▶ **EXERCISE GOAL**: Below is some material; set it all down exactly, apart from the pictures.

(Extracts from a graphics dataset)
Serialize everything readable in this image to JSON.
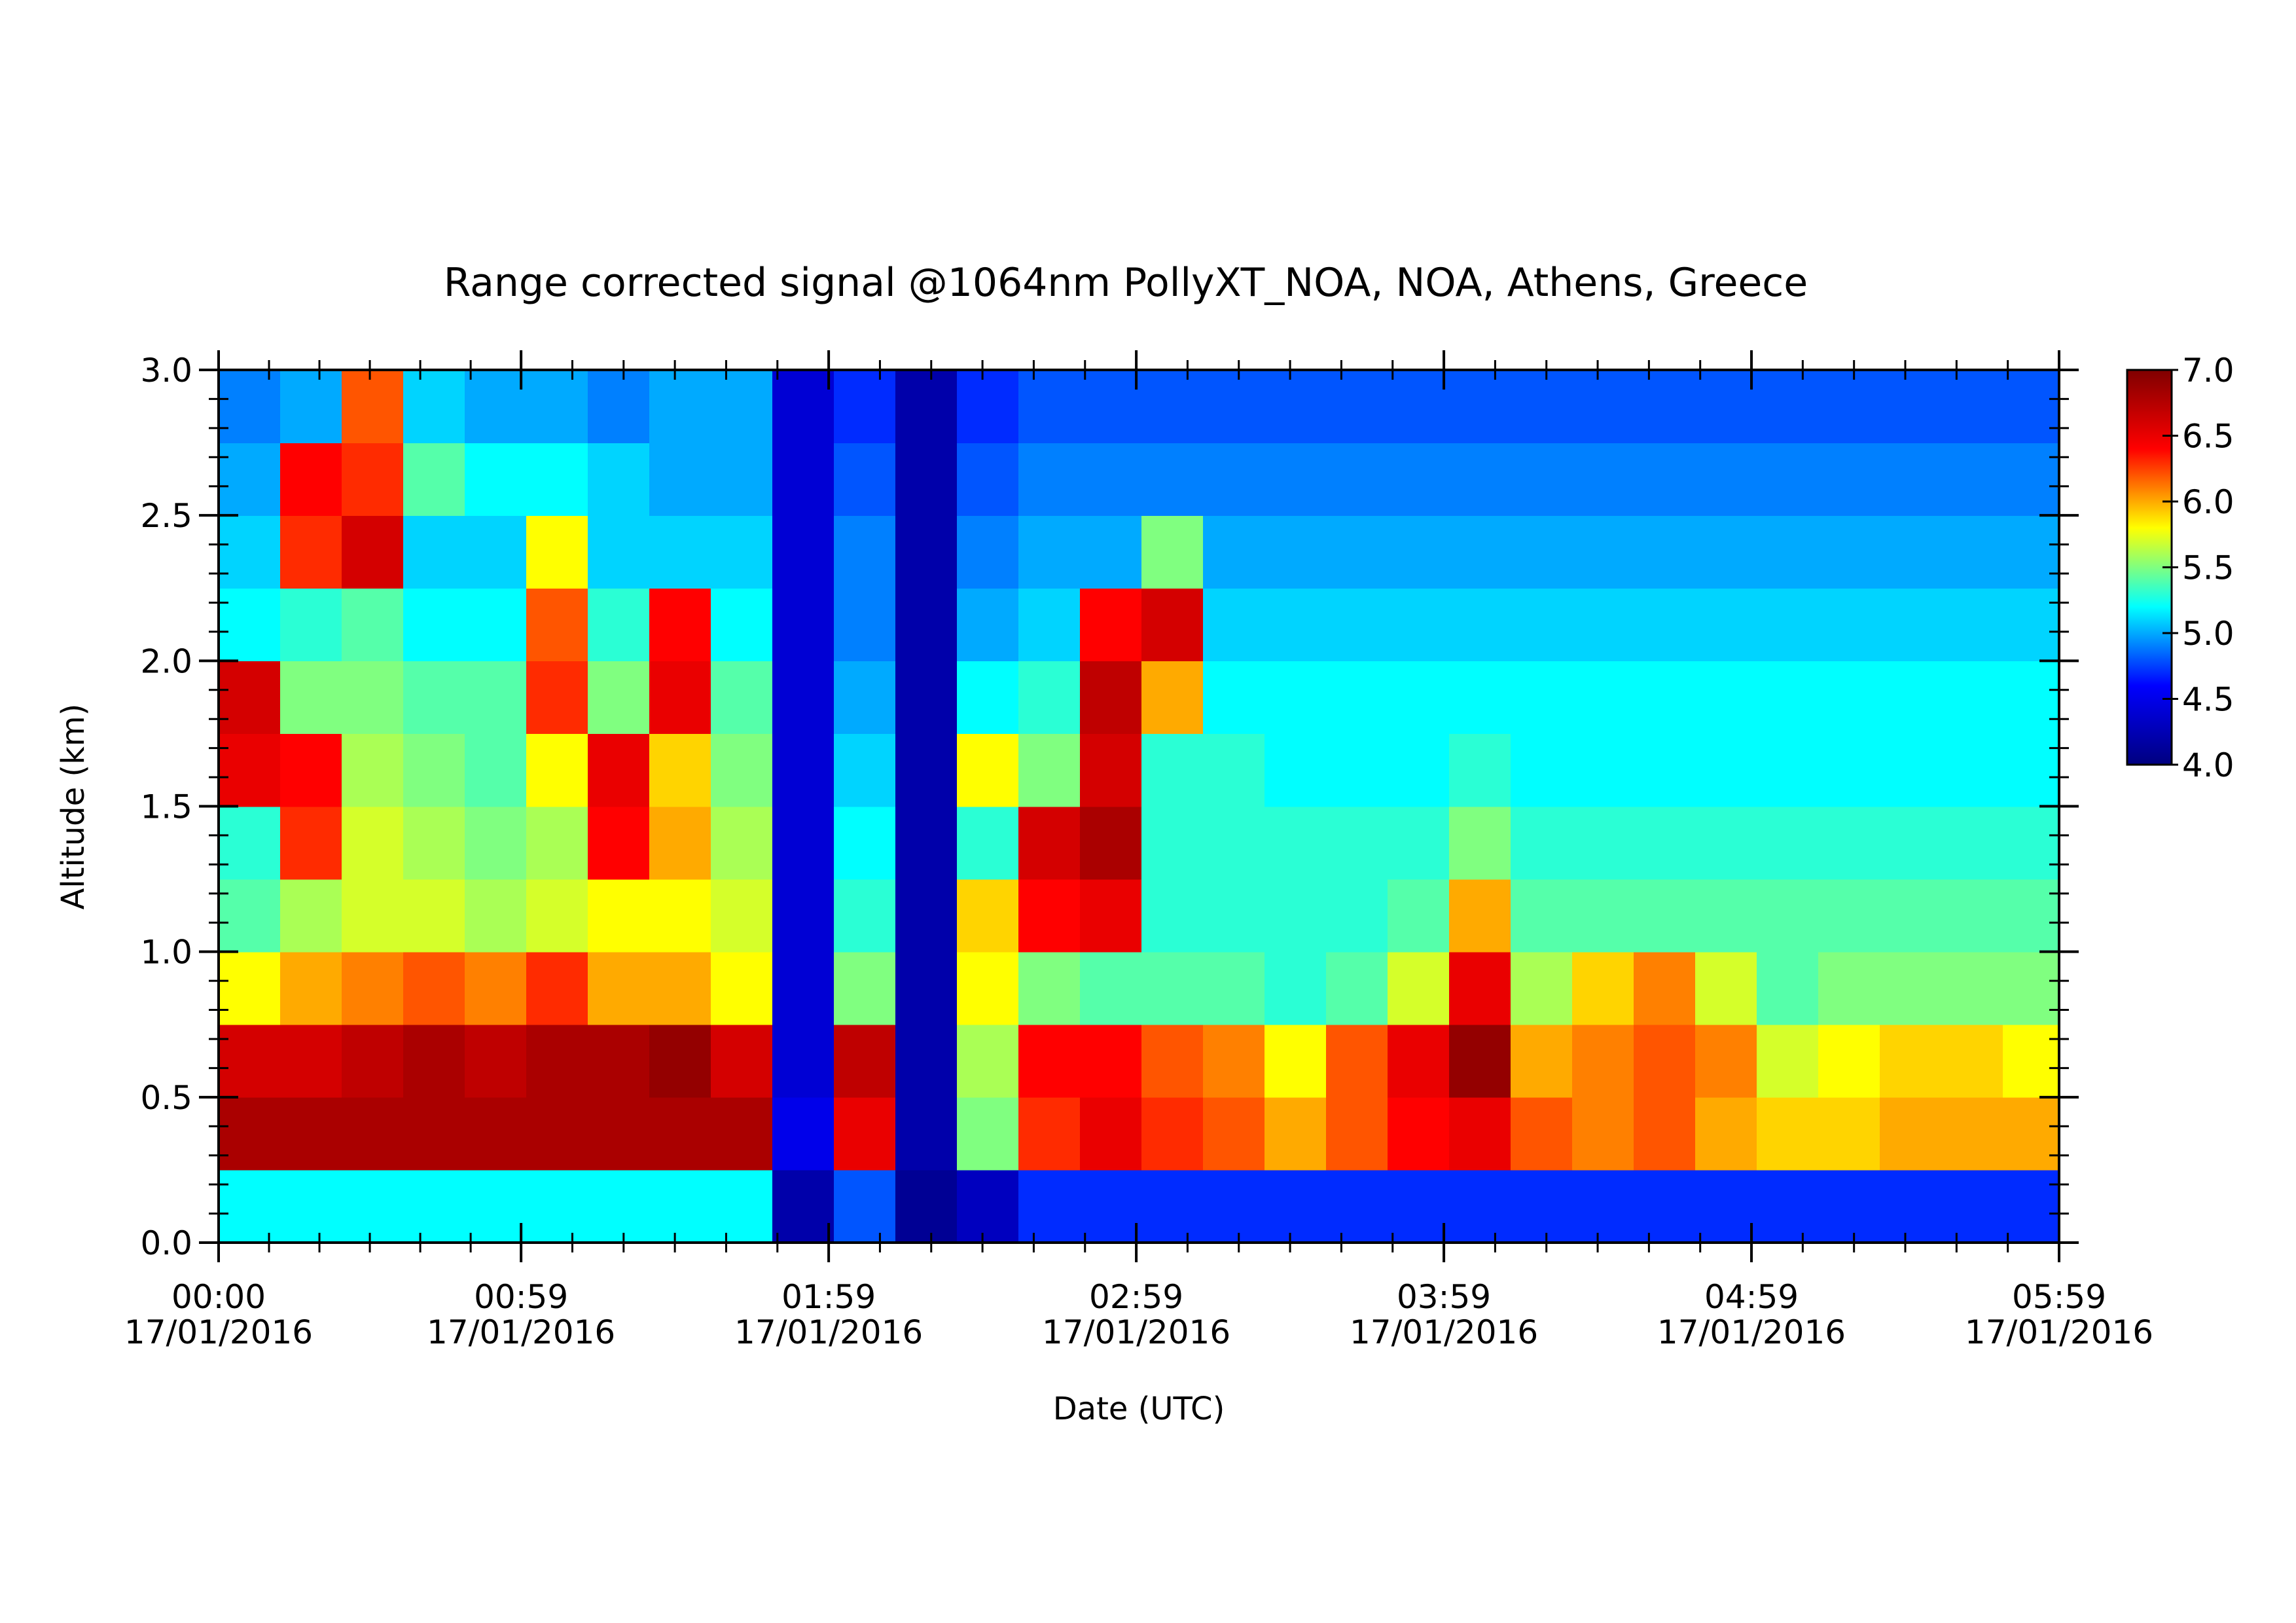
{
  "chart_data": {
    "type": "heatmap",
    "title": "Range corrected signal @1064nm  PollyXT_NOA, NOA, Athens, Greece",
    "xlabel": "Date (UTC)",
    "ylabel": "Altitude (km)",
    "x": [
      0,
      12,
      24,
      36,
      48,
      60,
      72,
      84,
      96,
      108,
      120,
      132,
      144,
      156,
      168,
      180,
      192,
      204,
      216,
      228,
      240,
      252,
      264,
      276,
      288,
      300,
      312,
      324,
      336,
      348
    ],
    "y": [
      0,
      0.25,
      0.5,
      0.75,
      1.0,
      1.25,
      1.5,
      1.75,
      2.0,
      2.25,
      2.5,
      2.75
    ],
    "values": [
      [
        5.2,
        5.2,
        5.2,
        5.2,
        5.2,
        5.2,
        5.2,
        5.2,
        5.2,
        4.2,
        4.8,
        4.1,
        4.3,
        4.7,
        4.7,
        4.7,
        4.7,
        4.7,
        4.7,
        4.7,
        4.7,
        4.7,
        4.7,
        4.7,
        4.7,
        4.7,
        4.7,
        4.7,
        4.7,
        4.7
      ],
      [
        6.8,
        6.8,
        6.8,
        6.8,
        6.8,
        6.8,
        6.8,
        6.8,
        6.8,
        4.5,
        6.5,
        4.2,
        5.5,
        6.3,
        6.5,
        6.3,
        6.2,
        6.0,
        6.2,
        6.4,
        6.5,
        6.2,
        6.1,
        6.2,
        6.0,
        5.9,
        5.9,
        6.0,
        6.0,
        6.0
      ],
      [
        6.6,
        6.6,
        6.7,
        6.8,
        6.7,
        6.8,
        6.8,
        6.9,
        6.6,
        4.4,
        6.7,
        4.2,
        5.6,
        6.4,
        6.4,
        6.2,
        6.1,
        5.8,
        6.2,
        6.5,
        6.9,
        6.0,
        6.1,
        6.2,
        6.1,
        5.7,
        5.8,
        5.9,
        5.9,
        5.8
      ],
      [
        5.8,
        6.0,
        6.1,
        6.2,
        6.1,
        6.3,
        6.0,
        6.0,
        5.8,
        4.4,
        5.5,
        4.2,
        5.8,
        5.5,
        5.4,
        5.4,
        5.4,
        5.3,
        5.4,
        5.7,
        6.5,
        5.6,
        5.9,
        6.1,
        5.7,
        5.4,
        5.5,
        5.5,
        5.5,
        5.5
      ],
      [
        5.4,
        5.6,
        5.7,
        5.7,
        5.6,
        5.7,
        5.8,
        5.8,
        5.7,
        4.4,
        5.3,
        4.2,
        5.9,
        6.4,
        6.5,
        5.3,
        5.3,
        5.3,
        5.3,
        5.4,
        6.0,
        5.4,
        5.4,
        5.4,
        5.4,
        5.4,
        5.4,
        5.4,
        5.4,
        5.4
      ],
      [
        5.3,
        6.3,
        5.7,
        5.6,
        5.5,
        5.6,
        6.4,
        6.0,
        5.6,
        4.4,
        5.2,
        4.2,
        5.3,
        6.6,
        6.8,
        5.3,
        5.3,
        5.3,
        5.3,
        5.3,
        5.5,
        5.3,
        5.3,
        5.3,
        5.3,
        5.3,
        5.3,
        5.3,
        5.3,
        5.3
      ],
      [
        6.5,
        6.4,
        5.6,
        5.5,
        5.4,
        5.8,
        6.5,
        5.9,
        5.5,
        4.4,
        5.1,
        4.2,
        5.8,
        5.5,
        6.6,
        5.3,
        5.3,
        5.2,
        5.2,
        5.2,
        5.3,
        5.2,
        5.2,
        5.2,
        5.2,
        5.2,
        5.2,
        5.2,
        5.2,
        5.2
      ],
      [
        6.6,
        5.5,
        5.5,
        5.4,
        5.4,
        6.3,
        5.5,
        6.5,
        5.4,
        4.4,
        5.0,
        4.2,
        5.2,
        5.3,
        6.7,
        6.0,
        5.2,
        5.2,
        5.2,
        5.2,
        5.2,
        5.2,
        5.2,
        5.2,
        5.2,
        5.2,
        5.2,
        5.2,
        5.2,
        5.2
      ],
      [
        5.2,
        5.3,
        5.4,
        5.2,
        5.2,
        6.2,
        5.3,
        6.4,
        5.2,
        4.4,
        4.9,
        4.2,
        5.0,
        5.1,
        6.4,
        6.6,
        5.1,
        5.1,
        5.1,
        5.1,
        5.1,
        5.1,
        5.1,
        5.1,
        5.1,
        5.1,
        5.1,
        5.1,
        5.1,
        5.1
      ],
      [
        5.1,
        6.3,
        6.6,
        5.1,
        5.1,
        5.8,
        5.1,
        5.1,
        5.1,
        4.4,
        4.9,
        4.2,
        4.9,
        5.0,
        5.0,
        5.5,
        5.0,
        5.0,
        5.0,
        5.0,
        5.0,
        5.0,
        5.0,
        5.0,
        5.0,
        5.0,
        5.0,
        5.0,
        5.0,
        5.0
      ],
      [
        5.0,
        6.4,
        6.3,
        5.4,
        5.2,
        5.2,
        5.1,
        5.0,
        5.0,
        4.4,
        4.8,
        4.2,
        4.8,
        4.9,
        4.9,
        4.9,
        4.9,
        4.9,
        4.9,
        4.9,
        4.9,
        4.9,
        4.9,
        4.9,
        4.9,
        4.9,
        4.9,
        4.9,
        4.9,
        4.9
      ],
      [
        4.9,
        5.0,
        6.2,
        5.1,
        5.0,
        5.0,
        4.9,
        5.0,
        5.0,
        4.4,
        4.7,
        4.2,
        4.7,
        4.8,
        4.8,
        4.8,
        4.8,
        4.8,
        4.8,
        4.8,
        4.8,
        4.8,
        4.8,
        4.8,
        4.8,
        4.8,
        4.8,
        4.8,
        4.8,
        4.8
      ]
    ],
    "xlim": [
      0,
      359
    ],
    "ylim": [
      0,
      3
    ],
    "xticks": [
      {
        "value": 0,
        "label": "00:00\n17/01/2016"
      },
      {
        "value": 59,
        "label": "00:59\n17/01/2016"
      },
      {
        "value": 119,
        "label": "01:59\n17/01/2016"
      },
      {
        "value": 179,
        "label": "02:59\n17/01/2016"
      },
      {
        "value": 239,
        "label": "03:59\n17/01/2016"
      },
      {
        "value": 299,
        "label": "04:59\n17/01/2016"
      },
      {
        "value": 359,
        "label": "05:59\n17/01/2016"
      }
    ],
    "yticks": [
      {
        "value": 0,
        "label": "0.0"
      },
      {
        "value": 0.5,
        "label": "0.5"
      },
      {
        "value": 1,
        "label": "1.0"
      },
      {
        "value": 1.5,
        "label": "1.5"
      },
      {
        "value": 2,
        "label": "2.0"
      },
      {
        "value": 2.5,
        "label": "2.5"
      },
      {
        "value": 3,
        "label": "3.0"
      }
    ],
    "zlim": [
      4,
      7
    ],
    "zticks": [
      {
        "value": 4,
        "label": "4.0"
      },
      {
        "value": 4.5,
        "label": "4.5"
      },
      {
        "value": 5,
        "label": "5.0"
      },
      {
        "value": 5.5,
        "label": "5.5"
      },
      {
        "value": 6,
        "label": "6.0"
      },
      {
        "value": 6.5,
        "label": "6.5"
      },
      {
        "value": 7,
        "label": "7.0"
      }
    ],
    "colors": [
      "#00007f",
      "#0000ff",
      "#00ffff",
      "#ffff00",
      "#ff0000",
      "#7f0000"
    ]
  }
}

▶ **FINISHED EXERCISE**:
Serialize everything readable in this image to JSON.
{
  "chart_data": {
    "type": "heatmap",
    "title": "Range corrected signal @1064nm  PollyXT_NOA, NOA, Athens, Greece",
    "xlabel": "Date (UTC)",
    "ylabel": "Altitude (km)",
    "x": [
      0,
      12,
      24,
      36,
      48,
      60,
      72,
      84,
      96,
      108,
      120,
      132,
      144,
      156,
      168,
      180,
      192,
      204,
      216,
      228,
      240,
      252,
      264,
      276,
      288,
      300,
      312,
      324,
      336,
      348
    ],
    "y": [
      0,
      0.25,
      0.5,
      0.75,
      1.0,
      1.25,
      1.5,
      1.75,
      2.0,
      2.25,
      2.5,
      2.75
    ],
    "values": [
      [
        5.2,
        5.2,
        5.2,
        5.2,
        5.2,
        5.2,
        5.2,
        5.2,
        5.2,
        4.2,
        4.8,
        4.1,
        4.3,
        4.7,
        4.7,
        4.7,
        4.7,
        4.7,
        4.7,
        4.7,
        4.7,
        4.7,
        4.7,
        4.7,
        4.7,
        4.7,
        4.7,
        4.7,
        4.7,
        4.7
      ],
      [
        6.8,
        6.8,
        6.8,
        6.8,
        6.8,
        6.8,
        6.8,
        6.8,
        6.8,
        4.5,
        6.5,
        4.2,
        5.5,
        6.3,
        6.5,
        6.3,
        6.2,
        6.0,
        6.2,
        6.4,
        6.5,
        6.2,
        6.1,
        6.2,
        6.0,
        5.9,
        5.9,
        6.0,
        6.0,
        6.0
      ],
      [
        6.6,
        6.6,
        6.7,
        6.8,
        6.7,
        6.8,
        6.8,
        6.9,
        6.6,
        4.4,
        6.7,
        4.2,
        5.6,
        6.4,
        6.4,
        6.2,
        6.1,
        5.8,
        6.2,
        6.5,
        6.9,
        6.0,
        6.1,
        6.2,
        6.1,
        5.7,
        5.8,
        5.9,
        5.9,
        5.8
      ],
      [
        5.8,
        6.0,
        6.1,
        6.2,
        6.1,
        6.3,
        6.0,
        6.0,
        5.8,
        4.4,
        5.5,
        4.2,
        5.8,
        5.5,
        5.4,
        5.4,
        5.4,
        5.3,
        5.4,
        5.7,
        6.5,
        5.6,
        5.9,
        6.1,
        5.7,
        5.4,
        5.5,
        5.5,
        5.5,
        5.5
      ],
      [
        5.4,
        5.6,
        5.7,
        5.7,
        5.6,
        5.7,
        5.8,
        5.8,
        5.7,
        4.4,
        5.3,
        4.2,
        5.9,
        6.4,
        6.5,
        5.3,
        5.3,
        5.3,
        5.3,
        5.4,
        6.0,
        5.4,
        5.4,
        5.4,
        5.4,
        5.4,
        5.4,
        5.4,
        5.4,
        5.4
      ],
      [
        5.3,
        6.3,
        5.7,
        5.6,
        5.5,
        5.6,
        6.4,
        6.0,
        5.6,
        4.4,
        5.2,
        4.2,
        5.3,
        6.6,
        6.8,
        5.3,
        5.3,
        5.3,
        5.3,
        5.3,
        5.5,
        5.3,
        5.3,
        5.3,
        5.3,
        5.3,
        5.3,
        5.3,
        5.3,
        5.3
      ],
      [
        6.5,
        6.4,
        5.6,
        5.5,
        5.4,
        5.8,
        6.5,
        5.9,
        5.5,
        4.4,
        5.1,
        4.2,
        5.8,
        5.5,
        6.6,
        5.3,
        5.3,
        5.2,
        5.2,
        5.2,
        5.3,
        5.2,
        5.2,
        5.2,
        5.2,
        5.2,
        5.2,
        5.2,
        5.2,
        5.2
      ],
      [
        6.6,
        5.5,
        5.5,
        5.4,
        5.4,
        6.3,
        5.5,
        6.5,
        5.4,
        4.4,
        5.0,
        4.2,
        5.2,
        5.3,
        6.7,
        6.0,
        5.2,
        5.2,
        5.2,
        5.2,
        5.2,
        5.2,
        5.2,
        5.2,
        5.2,
        5.2,
        5.2,
        5.2,
        5.2,
        5.2
      ],
      [
        5.2,
        5.3,
        5.4,
        5.2,
        5.2,
        6.2,
        5.3,
        6.4,
        5.2,
        4.4,
        4.9,
        4.2,
        5.0,
        5.1,
        6.4,
        6.6,
        5.1,
        5.1,
        5.1,
        5.1,
        5.1,
        5.1,
        5.1,
        5.1,
        5.1,
        5.1,
        5.1,
        5.1,
        5.1,
        5.1
      ],
      [
        5.1,
        6.3,
        6.6,
        5.1,
        5.1,
        5.8,
        5.1,
        5.1,
        5.1,
        4.4,
        4.9,
        4.2,
        4.9,
        5.0,
        5.0,
        5.5,
        5.0,
        5.0,
        5.0,
        5.0,
        5.0,
        5.0,
        5.0,
        5.0,
        5.0,
        5.0,
        5.0,
        5.0,
        5.0,
        5.0
      ],
      [
        5.0,
        6.4,
        6.3,
        5.4,
        5.2,
        5.2,
        5.1,
        5.0,
        5.0,
        4.4,
        4.8,
        4.2,
        4.8,
        4.9,
        4.9,
        4.9,
        4.9,
        4.9,
        4.9,
        4.9,
        4.9,
        4.9,
        4.9,
        4.9,
        4.9,
        4.9,
        4.9,
        4.9,
        4.9,
        4.9
      ],
      [
        4.9,
        5.0,
        6.2,
        5.1,
        5.0,
        5.0,
        4.9,
        5.0,
        5.0,
        4.4,
        4.7,
        4.2,
        4.7,
        4.8,
        4.8,
        4.8,
        4.8,
        4.8,
        4.8,
        4.8,
        4.8,
        4.8,
        4.8,
        4.8,
        4.8,
        4.8,
        4.8,
        4.8,
        4.8,
        4.8
      ]
    ],
    "xlim": [
      0,
      359
    ],
    "ylim": [
      0,
      3
    ],
    "xticks": [
      {
        "value": 0,
        "label": "00:00\n17/01/2016"
      },
      {
        "value": 59,
        "label": "00:59\n17/01/2016"
      },
      {
        "value": 119,
        "label": "01:59\n17/01/2016"
      },
      {
        "value": 179,
        "label": "02:59\n17/01/2016"
      },
      {
        "value": 239,
        "label": "03:59\n17/01/2016"
      },
      {
        "value": 299,
        "label": "04:59\n17/01/2016"
      },
      {
        "value": 359,
        "label": "05:59\n17/01/2016"
      }
    ],
    "yticks": [
      {
        "value": 0,
        "label": "0.0"
      },
      {
        "value": 0.5,
        "label": "0.5"
      },
      {
        "value": 1,
        "label": "1.0"
      },
      {
        "value": 1.5,
        "label": "1.5"
      },
      {
        "value": 2,
        "label": "2.0"
      },
      {
        "value": 2.5,
        "label": "2.5"
      },
      {
        "value": 3,
        "label": "3.0"
      }
    ],
    "zlim": [
      4,
      7
    ],
    "zticks": [
      {
        "value": 4,
        "label": "4.0"
      },
      {
        "value": 4.5,
        "label": "4.5"
      },
      {
        "value": 5,
        "label": "5.0"
      },
      {
        "value": 5.5,
        "label": "5.5"
      },
      {
        "value": 6,
        "label": "6.0"
      },
      {
        "value": 6.5,
        "label": "6.5"
      },
      {
        "value": 7,
        "label": "7.0"
      }
    ],
    "colors": [
      "#00007f",
      "#0000ff",
      "#00ffff",
      "#ffff00",
      "#ff0000",
      "#7f0000"
    ]
  }
}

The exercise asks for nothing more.